Required action - Pictures stay out of the copy, and everything else in the data below is repeated exactly.
┄┄┄┄┄┄
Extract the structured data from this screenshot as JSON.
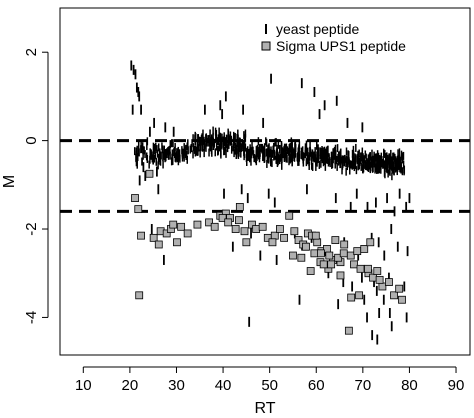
{
  "chart_data": {
    "type": "scatter",
    "xlabel": "RT",
    "ylabel": "M",
    "xlim": [
      5,
      93
    ],
    "ylim": [
      -4.85,
      3.0
    ],
    "x_ticks": [
      10,
      20,
      30,
      40,
      50,
      60,
      70,
      80,
      90
    ],
    "y_ticks": [
      -4,
      -2,
      0,
      2
    ],
    "reference_lines": [
      0,
      -1.6
    ],
    "legend": {
      "position": "top-right",
      "entries": [
        {
          "label": "yeast peptide",
          "marker": "vertical-tick"
        },
        {
          "label": "Sigma UPS1 peptide",
          "marker": "gray-square"
        }
      ]
    },
    "colors": {
      "ups1_fill": "#b0b0b0",
      "marker": "#000000"
    },
    "series": [
      {
        "name": "yeast peptide",
        "marker": "vertical-tick",
        "x": [
          20.3,
          20.8,
          21.2,
          21.5,
          21.8,
          22.0,
          20.6,
          22.4,
          24.3,
          25.2,
          27.6,
          29.4,
          36.1,
          39.4,
          39.8,
          40.6,
          44.3,
          48.6,
          50.3,
          56.9,
          59.6,
          60.7,
          61.8,
          64.4,
          66.7,
          69.9,
          22.1,
          22.9,
          23.3,
          25.8,
          26.1,
          40.2,
          44.0,
          45.3,
          49.8,
          51.1,
          58.0,
          64.2,
          67.4,
          68.7,
          71.0,
          72.8,
          75.2,
          76.8,
          77.9,
          79.3,
          80.0,
          24.7,
          27.3,
          42.1,
          46.0,
          48.0,
          55.4,
          59.0,
          62.0,
          66.0,
          69.0,
          71.9,
          73.4,
          76.1,
          77.5,
          79.6,
          51.5,
          74.6,
          69.8,
          72.4,
          62.6,
          67.7,
          70.3,
          73.0,
          75.6,
          73.5,
          74.5,
          76.2,
          78.9,
          65.8,
          70.9,
          72.0,
          45.6,
          56.4,
          64.7,
          73.1,
          75.8,
          79.4
        ],
        "y": [
          1.7,
          1.6,
          1.5,
          1.2,
          1.1,
          1.0,
          0.7,
          0.7,
          0.2,
          0.4,
          0.3,
          0.2,
          0.7,
          0.8,
          0.6,
          1.0,
          0.7,
          0.4,
          1.4,
          1.3,
          1.1,
          0.6,
          0.8,
          0.9,
          0.4,
          0.3,
          -0.9,
          -0.6,
          -0.8,
          -0.7,
          -1.1,
          -1.2,
          -1.1,
          -1.3,
          -1.2,
          -1.4,
          -1.1,
          -1.3,
          -1.5,
          -1.2,
          -1.5,
          -1.4,
          -1.3,
          -1.6,
          -1.2,
          -1.5,
          -1.3,
          -2.0,
          -2.7,
          -2.4,
          -2.1,
          -2.6,
          -2.1,
          -2.2,
          -2.5,
          -2.3,
          -2.6,
          -2.2,
          -2.3,
          -2.0,
          -2.4,
          -2.5,
          -2.7,
          -2.6,
          -3.1,
          -3.2,
          -3.0,
          -3.3,
          -3.6,
          -3.4,
          -3.1,
          -3.9,
          -3.6,
          -4.2,
          -3.3,
          -3.2,
          -4.0,
          -4.4,
          -4.1,
          -3.6,
          -3.7,
          -4.5,
          -3.9,
          -4.0
        ]
      },
      {
        "name": "Sigma UPS1 peptide",
        "marker": "gray-square",
        "x": [
          21.1,
          22.4,
          21.8,
          24.2,
          25.1,
          26.6,
          27.9,
          28.8,
          26.2,
          29.3,
          31.0,
          32.4,
          30.1,
          34.5,
          37.0,
          38.2,
          39.4,
          40.6,
          41.5,
          39.9,
          41.1,
          42.7,
          43.4,
          44.6,
          46.2,
          47.1,
          45.0,
          48.5,
          49.6,
          51.1,
          52.2,
          53.1,
          50.6,
          55.0,
          56.2,
          57.6,
          58.2,
          59.6,
          60.2,
          61.1,
          62.3,
          63.6,
          64.1,
          65.2,
          66.0,
          67.4,
          68.1,
          68.8,
          69.5,
          70.3,
          71.2,
          72.2,
          73.1,
          74.2,
          73.6,
          75.6,
          76.7,
          77.8,
          78.4,
          55.3,
          57.2,
          59.1,
          61.0,
          62.6,
          64.7,
          63.2,
          56.8,
          58.8,
          60.9,
          62.8,
          65.9,
          67.5,
          69.2,
          71.6,
          59.9,
          57.8,
          61.6,
          71.1,
          65.2,
          43.6,
          54.2,
          22.0,
          67.0
        ],
        "y": [
          -1.3,
          -2.15,
          -1.55,
          -0.75,
          -2.2,
          -2.05,
          -2.1,
          -2.0,
          -2.35,
          -1.9,
          -1.95,
          -2.1,
          -2.3,
          -1.9,
          -1.85,
          -1.95,
          -1.7,
          -1.65,
          -1.75,
          -1.75,
          -1.85,
          -2.0,
          -1.8,
          -2.05,
          -1.9,
          -2.0,
          -2.3,
          -1.95,
          -2.2,
          -2.15,
          -2.0,
          -2.2,
          -2.3,
          -2.6,
          -2.25,
          -2.4,
          -2.1,
          -2.55,
          -2.3,
          -2.5,
          -2.45,
          -2.7,
          -2.25,
          -2.75,
          -2.35,
          -2.6,
          -2.8,
          -2.5,
          -2.9,
          -2.45,
          -3.0,
          -3.1,
          -2.95,
          -3.3,
          -3.15,
          -3.2,
          -3.5,
          -3.35,
          -3.6,
          -2.05,
          -2.35,
          -2.15,
          -2.55,
          -2.9,
          -2.65,
          -2.8,
          -2.65,
          -2.95,
          -2.75,
          -2.6,
          -2.55,
          -3.55,
          -3.5,
          -2.3,
          -2.15,
          -2.4,
          -2.8,
          -2.9,
          -3.05,
          -1.5,
          -1.7,
          -3.5,
          -4.3
        ]
      }
    ]
  }
}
┄┄┄┄┄┄
Task output -
Extract the structured data from this screenshot as JSON.
{
  "chart_data": {
    "type": "scatter",
    "xlabel": "RT",
    "ylabel": "M",
    "xlim": [
      5,
      93
    ],
    "ylim": [
      -4.85,
      3.0
    ],
    "x_ticks": [
      10,
      20,
      30,
      40,
      50,
      60,
      70,
      80,
      90
    ],
    "y_ticks": [
      -4,
      -2,
      0,
      2
    ],
    "reference_lines": [
      0,
      -1.6
    ],
    "legend": {
      "position": "top-right",
      "entries": [
        {
          "label": "yeast peptide",
          "marker": "vertical-tick"
        },
        {
          "label": "Sigma UPS1 peptide",
          "marker": "gray-square"
        }
      ]
    },
    "colors": {
      "ups1_fill": "#b0b0b0",
      "marker": "#000000"
    },
    "series": [
      {
        "name": "yeast peptide",
        "marker": "vertical-tick",
        "x": [
          20.3,
          20.8,
          21.2,
          21.5,
          21.8,
          22.0,
          20.6,
          22.4,
          24.3,
          25.2,
          27.6,
          29.4,
          36.1,
          39.4,
          39.8,
          40.6,
          44.3,
          48.6,
          50.3,
          56.9,
          59.6,
          60.7,
          61.8,
          64.4,
          66.7,
          69.9,
          22.1,
          22.9,
          23.3,
          25.8,
          26.1,
          40.2,
          44.0,
          45.3,
          49.8,
          51.1,
          58.0,
          64.2,
          67.4,
          68.7,
          71.0,
          72.8,
          75.2,
          76.8,
          77.9,
          79.3,
          80.0,
          24.7,
          27.3,
          42.1,
          46.0,
          48.0,
          55.4,
          59.0,
          62.0,
          66.0,
          69.0,
          71.9,
          73.4,
          76.1,
          77.5,
          79.6,
          51.5,
          74.6,
          69.8,
          72.4,
          62.6,
          67.7,
          70.3,
          73.0,
          75.6,
          73.5,
          74.5,
          76.2,
          78.9,
          65.8,
          70.9,
          72.0,
          45.6,
          56.4,
          64.7,
          73.1,
          75.8,
          79.4
        ],
        "y": [
          1.7,
          1.6,
          1.5,
          1.2,
          1.1,
          1.0,
          0.7,
          0.7,
          0.2,
          0.4,
          0.3,
          0.2,
          0.7,
          0.8,
          0.6,
          1.0,
          0.7,
          0.4,
          1.4,
          1.3,
          1.1,
          0.6,
          0.8,
          0.9,
          0.4,
          0.3,
          -0.9,
          -0.6,
          -0.8,
          -0.7,
          -1.1,
          -1.2,
          -1.1,
          -1.3,
          -1.2,
          -1.4,
          -1.1,
          -1.3,
          -1.5,
          -1.2,
          -1.5,
          -1.4,
          -1.3,
          -1.6,
          -1.2,
          -1.5,
          -1.3,
          -2.0,
          -2.7,
          -2.4,
          -2.1,
          -2.6,
          -2.1,
          -2.2,
          -2.5,
          -2.3,
          -2.6,
          -2.2,
          -2.3,
          -2.0,
          -2.4,
          -2.5,
          -2.7,
          -2.6,
          -3.1,
          -3.2,
          -3.0,
          -3.3,
          -3.6,
          -3.4,
          -3.1,
          -3.9,
          -3.6,
          -4.2,
          -3.3,
          -3.2,
          -4.0,
          -4.4,
          -4.1,
          -3.6,
          -3.7,
          -4.5,
          -3.9,
          -4.0
        ]
      },
      {
        "name": "Sigma UPS1 peptide",
        "marker": "gray-square",
        "x": [
          21.1,
          22.4,
          21.8,
          24.2,
          25.1,
          26.6,
          27.9,
          28.8,
          26.2,
          29.3,
          31.0,
          32.4,
          30.1,
          34.5,
          37.0,
          38.2,
          39.4,
          40.6,
          41.5,
          39.9,
          41.1,
          42.7,
          43.4,
          44.6,
          46.2,
          47.1,
          45.0,
          48.5,
          49.6,
          51.1,
          52.2,
          53.1,
          50.6,
          55.0,
          56.2,
          57.6,
          58.2,
          59.6,
          60.2,
          61.1,
          62.3,
          63.6,
          64.1,
          65.2,
          66.0,
          67.4,
          68.1,
          68.8,
          69.5,
          70.3,
          71.2,
          72.2,
          73.1,
          74.2,
          73.6,
          75.6,
          76.7,
          77.8,
          78.4,
          55.3,
          57.2,
          59.1,
          61.0,
          62.6,
          64.7,
          63.2,
          56.8,
          58.8,
          60.9,
          62.8,
          65.9,
          67.5,
          69.2,
          71.6,
          59.9,
          57.8,
          61.6,
          71.1,
          65.2,
          43.6,
          54.2,
          22.0,
          67.0
        ],
        "y": [
          -1.3,
          -2.15,
          -1.55,
          -0.75,
          -2.2,
          -2.05,
          -2.1,
          -2.0,
          -2.35,
          -1.9,
          -1.95,
          -2.1,
          -2.3,
          -1.9,
          -1.85,
          -1.95,
          -1.7,
          -1.65,
          -1.75,
          -1.75,
          -1.85,
          -2.0,
          -1.8,
          -2.05,
          -1.9,
          -2.0,
          -2.3,
          -1.95,
          -2.2,
          -2.15,
          -2.0,
          -2.2,
          -2.3,
          -2.6,
          -2.25,
          -2.4,
          -2.1,
          -2.55,
          -2.3,
          -2.5,
          -2.45,
          -2.7,
          -2.25,
          -2.75,
          -2.35,
          -2.6,
          -2.8,
          -2.5,
          -2.9,
          -2.45,
          -3.0,
          -3.1,
          -2.95,
          -3.3,
          -3.15,
          -3.2,
          -3.5,
          -3.35,
          -3.6,
          -2.05,
          -2.35,
          -2.15,
          -2.55,
          -2.9,
          -2.65,
          -2.8,
          -2.65,
          -2.95,
          -2.75,
          -2.6,
          -2.55,
          -3.55,
          -3.5,
          -2.3,
          -2.15,
          -2.4,
          -2.8,
          -2.9,
          -3.05,
          -1.5,
          -1.7,
          -3.5,
          -4.3
        ]
      }
    ]
  }
}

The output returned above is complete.